─── Records for the exercise ───

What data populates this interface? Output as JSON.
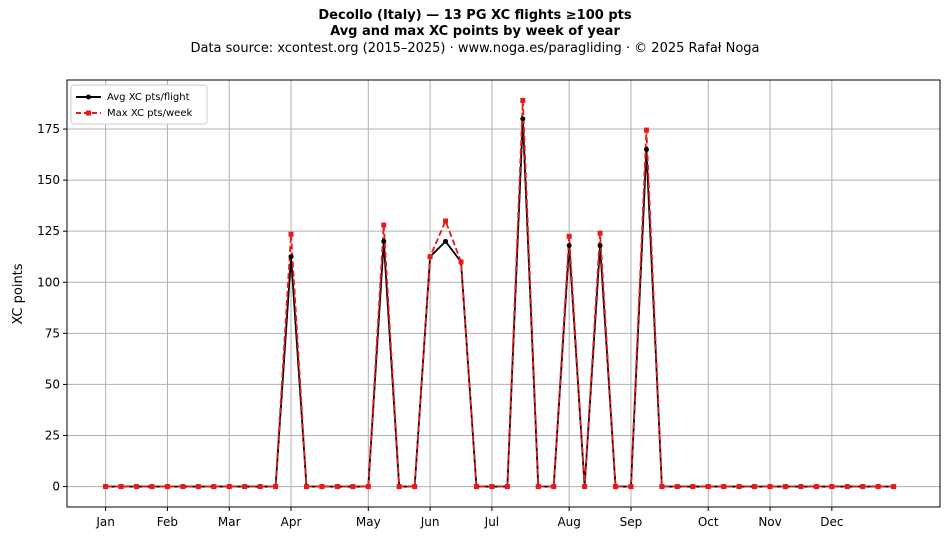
{
  "title": "Decollo (Italy)  —  13 PG XC flights ≥100 pts",
  "subtitle": "Avg and max XC points by week of year",
  "source": "Data source: xcontest.org (2015–2025)  ·  www.noga.es/paragliding  ·  © 2025 Rafał Noga",
  "chart_data": {
    "type": "line",
    "ylabel": "XC points",
    "xlabel": "",
    "xlim": [
      -2.5,
      54
    ],
    "ylim": [
      -10,
      199
    ],
    "yticks": [
      0,
      25,
      50,
      75,
      100,
      125,
      150,
      175
    ],
    "xticks": [
      {
        "label": "Jan",
        "x": 0
      },
      {
        "label": "Feb",
        "x": 4
      },
      {
        "label": "Mar",
        "x": 8
      },
      {
        "label": "Apr",
        "x": 12
      },
      {
        "label": "May",
        "x": 17
      },
      {
        "label": "Jun",
        "x": 21
      },
      {
        "label": "Jul",
        "x": 25
      },
      {
        "label": "Aug",
        "x": 30
      },
      {
        "label": "Sep",
        "x": 34
      },
      {
        "label": "Oct",
        "x": 39
      },
      {
        "label": "Nov",
        "x": 43
      },
      {
        "label": "Dec",
        "x": 47
      }
    ],
    "grid": true,
    "legend_position": "top-left",
    "x": [
      0,
      1,
      2,
      3,
      4,
      5,
      6,
      7,
      8,
      9,
      10,
      11,
      12,
      13,
      14,
      15,
      16,
      17,
      18,
      19,
      20,
      21,
      22,
      23,
      24,
      25,
      26,
      27,
      28,
      29,
      30,
      31,
      32,
      33,
      34,
      35,
      36,
      37,
      38,
      39,
      40,
      41,
      42,
      43,
      44,
      45,
      46,
      47,
      48,
      49,
      50,
      51
    ],
    "series": [
      {
        "name": "Avg XC pts/flight",
        "color": "#000000",
        "marker": "circle",
        "linestyle": "solid",
        "values": [
          0,
          0,
          0,
          0,
          0,
          0,
          0,
          0,
          0,
          0,
          0,
          0,
          112.5,
          0,
          0,
          0,
          0,
          0,
          120,
          0,
          0,
          112.5,
          120,
          110,
          0,
          0,
          0,
          180,
          0,
          0,
          118,
          0,
          118,
          0,
          0,
          165,
          0,
          0,
          0,
          0,
          0,
          0,
          0,
          0,
          0,
          0,
          0,
          0,
          0,
          0,
          0,
          0
        ]
      },
      {
        "name": "Max XC pts/week",
        "color": "#e8191a",
        "marker": "square",
        "linestyle": "dashed",
        "values": [
          0,
          0,
          0,
          0,
          0,
          0,
          0,
          0,
          0,
          0,
          0,
          0,
          123.5,
          0,
          0,
          0,
          0,
          0,
          128,
          0,
          0,
          112.5,
          130,
          110,
          0,
          0,
          0,
          189,
          0,
          0,
          122.5,
          0,
          124,
          0,
          0,
          174.5,
          0,
          0,
          0,
          0,
          0,
          0,
          0,
          0,
          0,
          0,
          0,
          0,
          0,
          0,
          0,
          0
        ]
      }
    ]
  }
}
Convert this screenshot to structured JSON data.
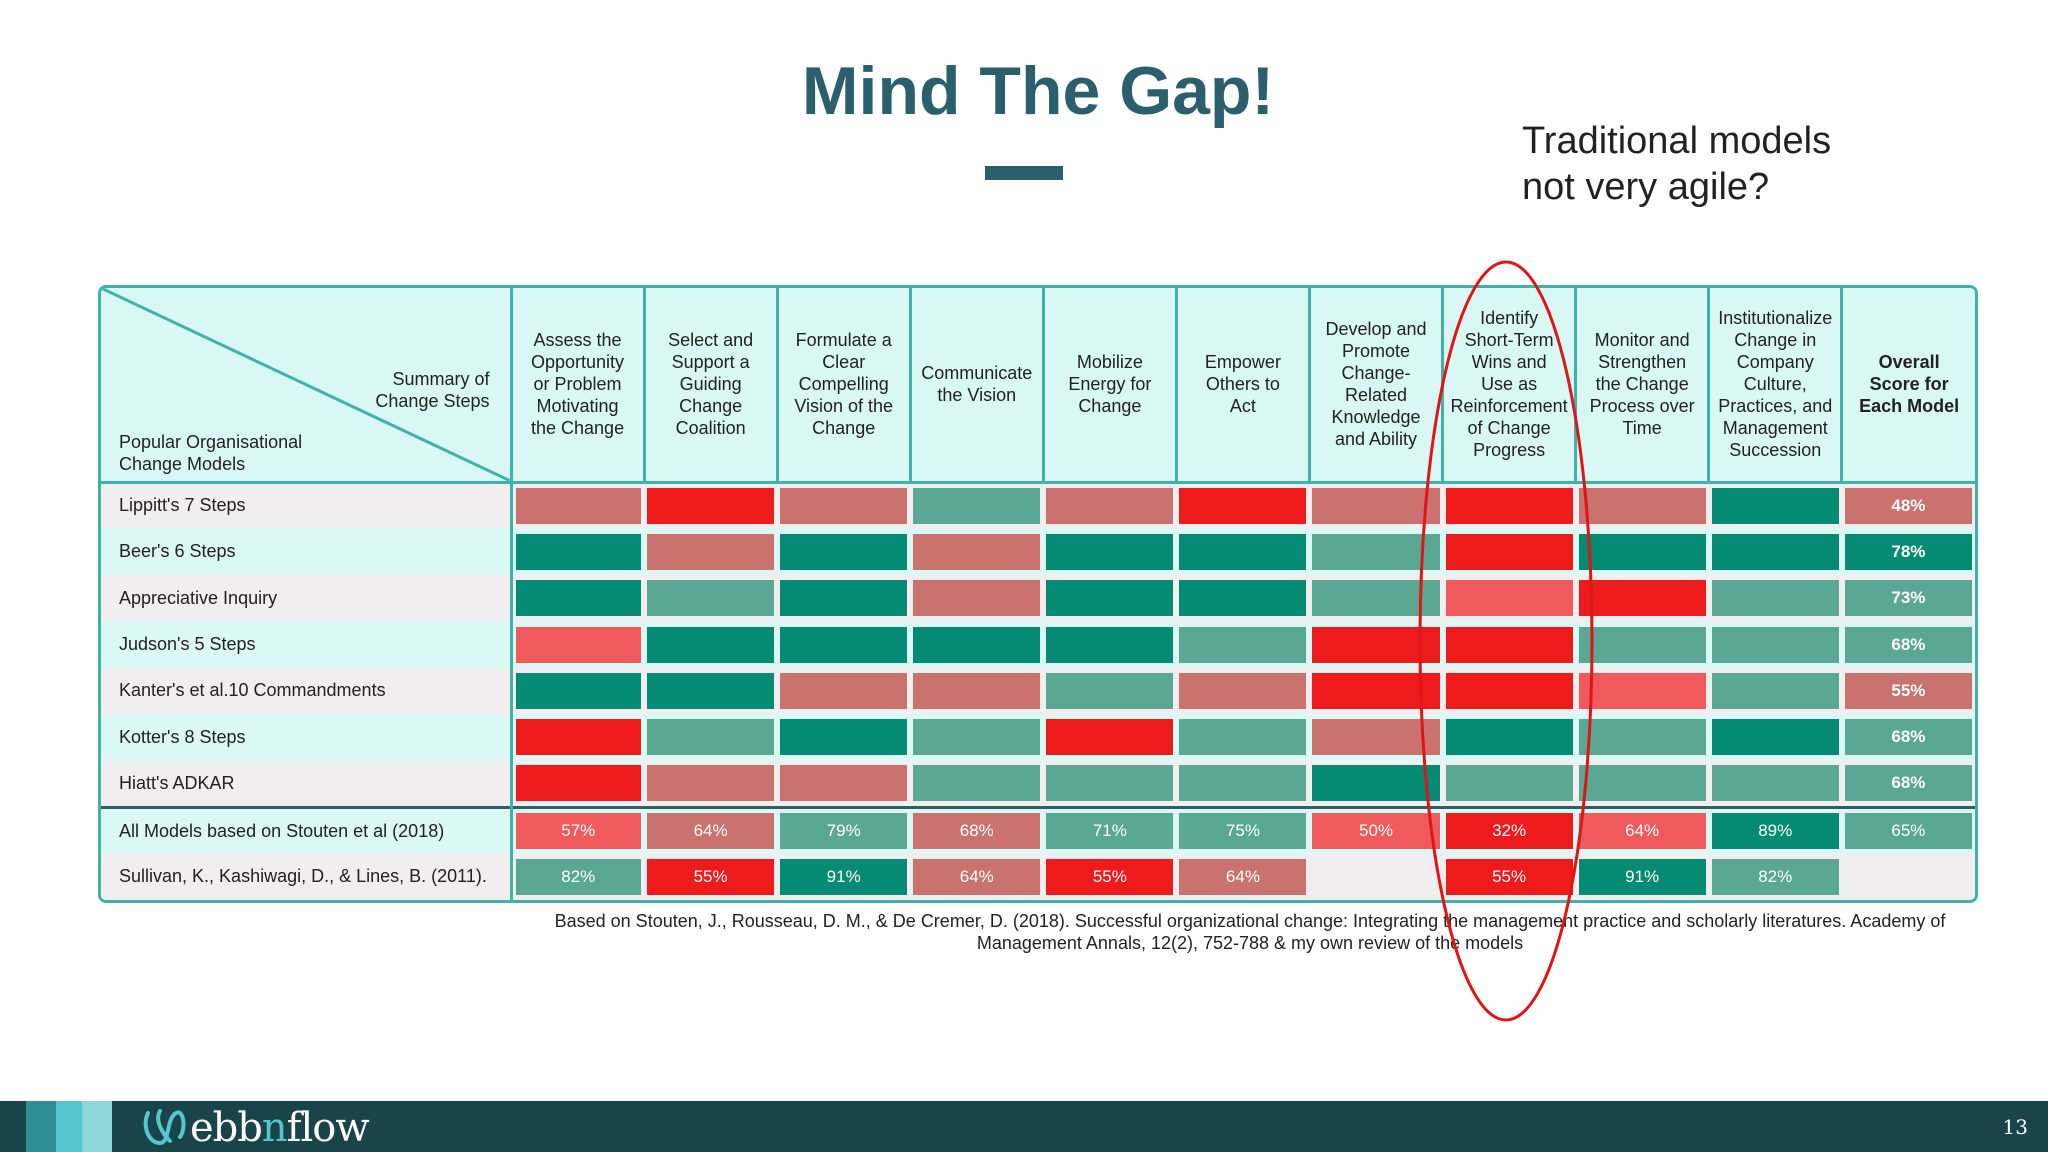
{
  "title": "Mind The Gap!",
  "callout": {
    "line1": "Traditional models",
    "line2": "not very agile?"
  },
  "corner": {
    "top_right_l1": "Summary of",
    "top_right_l2": "Change Steps",
    "bottom_left_l1": "Popular Organisational",
    "bottom_left_l2": "Change Models"
  },
  "columns": [
    [
      "Assess the",
      "Opportunity",
      "or Problem",
      "Motivating",
      "the Change"
    ],
    [
      "Select and",
      "Support a",
      "Guiding",
      "Change",
      "Coalition"
    ],
    [
      "Formulate a",
      "Clear",
      "Compelling",
      "Vision of the",
      "Change"
    ],
    [
      "Communicate",
      "the Vision"
    ],
    [
      "Mobilize",
      "Energy for",
      "Change"
    ],
    [
      "Empower",
      "Others to",
      "Act"
    ],
    [
      "Develop and",
      "Promote",
      "Change-",
      "Related",
      "Knowledge",
      "and Ability"
    ],
    [
      "Identify",
      "Short-Term",
      "Wins and",
      "Use as",
      "Reinforcement",
      "of Change",
      "Progress"
    ],
    [
      "Monitor and",
      "Strengthen",
      "the Change",
      "Process over",
      "Time"
    ],
    [
      "Institutionalize",
      "Change in",
      "Company",
      "Culture,",
      "Practices, and",
      "Management",
      "Succession"
    ],
    [
      "Overall",
      "Score for",
      "Each Model"
    ]
  ],
  "colors": {
    "dark_green": "#058a73",
    "mid_green": "#5aa893",
    "pink": "#c9726e",
    "red": "#ee1b1c",
    "light_red": "#f05a5c"
  },
  "rows": [
    {
      "model": "Lippitt's 7 Steps",
      "cells": [
        "pink",
        "red",
        "pink",
        "mid_green",
        "pink",
        "red",
        "pink",
        "red",
        "pink",
        "dark_green"
      ],
      "overall": "48%",
      "overall_color": "pink"
    },
    {
      "model": "Beer's 6 Steps",
      "cells": [
        "dark_green",
        "pink",
        "dark_green",
        "pink",
        "dark_green",
        "dark_green",
        "mid_green",
        "red",
        "dark_green",
        "dark_green"
      ],
      "overall": "78%",
      "overall_color": "dark_green"
    },
    {
      "model": "Appreciative Inquiry",
      "cells": [
        "dark_green",
        "mid_green",
        "dark_green",
        "pink",
        "dark_green",
        "dark_green",
        "mid_green",
        "light_red",
        "red",
        "mid_green"
      ],
      "overall": "73%",
      "overall_color": "mid_green"
    },
    {
      "model": "Judson's 5 Steps",
      "cells": [
        "light_red",
        "dark_green",
        "dark_green",
        "dark_green",
        "dark_green",
        "mid_green",
        "red",
        "red",
        "mid_green",
        "mid_green"
      ],
      "overall": "68%",
      "overall_color": "mid_green"
    },
    {
      "model": "Kanter's et al.10 Commandments",
      "cells": [
        "dark_green",
        "dark_green",
        "pink",
        "pink",
        "mid_green",
        "pink",
        "red",
        "red",
        "light_red",
        "mid_green"
      ],
      "overall": "55%",
      "overall_color": "pink"
    },
    {
      "model": "Kotter's 8 Steps",
      "cells": [
        "red",
        "mid_green",
        "dark_green",
        "mid_green",
        "red",
        "mid_green",
        "pink",
        "dark_green",
        "mid_green",
        "dark_green"
      ],
      "overall": "68%",
      "overall_color": "mid_green"
    },
    {
      "model": "Hiatt's ADKAR",
      "cells": [
        "red",
        "pink",
        "pink",
        "mid_green",
        "mid_green",
        "mid_green",
        "dark_green",
        "mid_green",
        "mid_green",
        "mid_green"
      ],
      "overall": "68%",
      "overall_color": "mid_green"
    }
  ],
  "summary_row": {
    "model": "All Models based on Stouten et al (2018)",
    "values": [
      "57%",
      "64%",
      "79%",
      "68%",
      "71%",
      "75%",
      "50%",
      "32%",
      "64%",
      "89%",
      "65%"
    ],
    "colors": [
      "light_red",
      "pink",
      "mid_green",
      "pink",
      "mid_green",
      "mid_green",
      "light_red",
      "red",
      "light_red",
      "dark_green",
      "mid_green"
    ]
  },
  "sullivan_row": {
    "model": "Sullivan, K., Kashiwagi, D., & Lines, B. (2011).",
    "values": [
      "82%",
      "55%",
      "91%",
      "64%",
      "55%",
      "64%",
      "",
      "55%",
      "91%",
      "82%",
      ""
    ],
    "colors": [
      "mid_green",
      "red",
      "dark_green",
      "pink",
      "red",
      "pink",
      "",
      "red",
      "dark_green",
      "mid_green",
      ""
    ]
  },
  "source_l1": "Based on Stouten, J., Rousseau, D. M., & De Cremer, D. (2018). Successful organizational change: Integrating the management practice and scholarly literatures. Academy of",
  "source_l2": "Management Annals, 12(2), 752-788 & my own review of the models",
  "footer": {
    "logo_pre": "ebb",
    "logo_n": "n",
    "logo_post": "flow",
    "page_number": "13",
    "squares": [
      "#2e8e94",
      "#55c6cc",
      "#8fd8da"
    ]
  }
}
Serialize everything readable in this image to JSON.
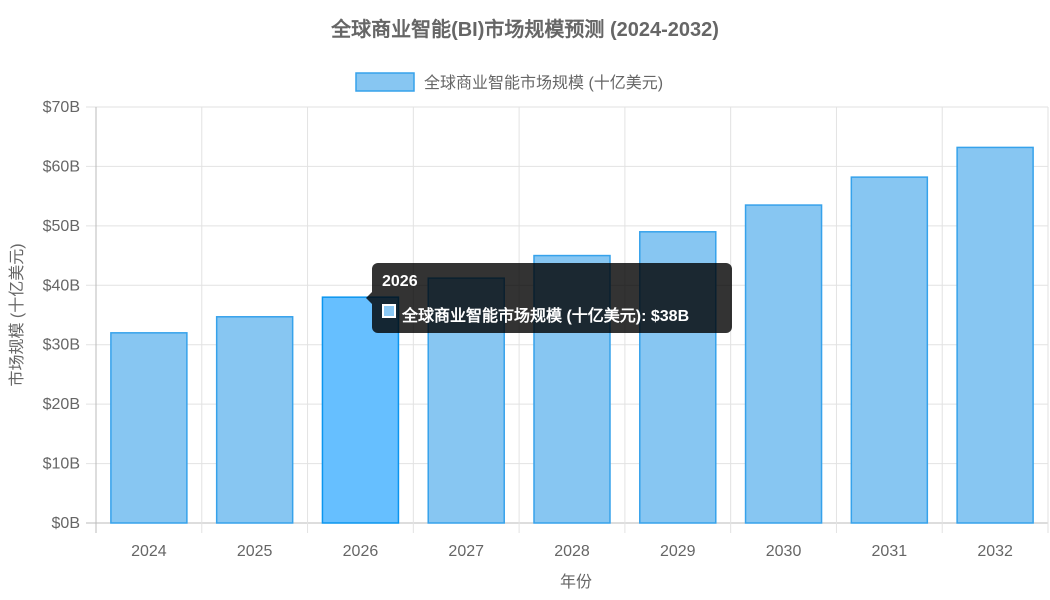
{
  "chart_data": {
    "type": "bar",
    "title": "全球商业智能(BI)市场规模预测 (2024-2032)",
    "xlabel": "年份",
    "ylabel": "市场规模 (十亿美元)",
    "legend": {
      "label": "全球商业智能市场规模 (十亿美元)",
      "placement": "top"
    },
    "categories": [
      "2024",
      "2025",
      "2026",
      "2027",
      "2028",
      "2029",
      "2030",
      "2031",
      "2032"
    ],
    "values": [
      32,
      34.7,
      38,
      41.2,
      45,
      49,
      53.5,
      58.2,
      63.2
    ],
    "ylim": [
      0,
      70
    ],
    "yticks": [
      "$0B",
      "$10B",
      "$20B",
      "$30B",
      "$40B",
      "$50B",
      "$60B",
      "$70B"
    ],
    "grid": true,
    "colors": {
      "fill": "#87c6f2",
      "border": "#36a2eb",
      "hover_fill": "#66bfff",
      "hover_border": "#0b95ee"
    },
    "highlighted_index": 2,
    "tooltip": {
      "title": "2026",
      "body": "全球商业智能市场规模 (十亿美元): $38B"
    }
  }
}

───

Short exercise
Scan the listing above for the word "Stouten" and copy every line that holds it.

Right answer
    "model": "All Models based on Stouten et al (2018)",
  "source_l1": "Based on Stouten, J., Rousseau, D. M., & De Cremer, D. (2018). Successful organizational change: Integrating the management practice and scholarly literatures. Academy of",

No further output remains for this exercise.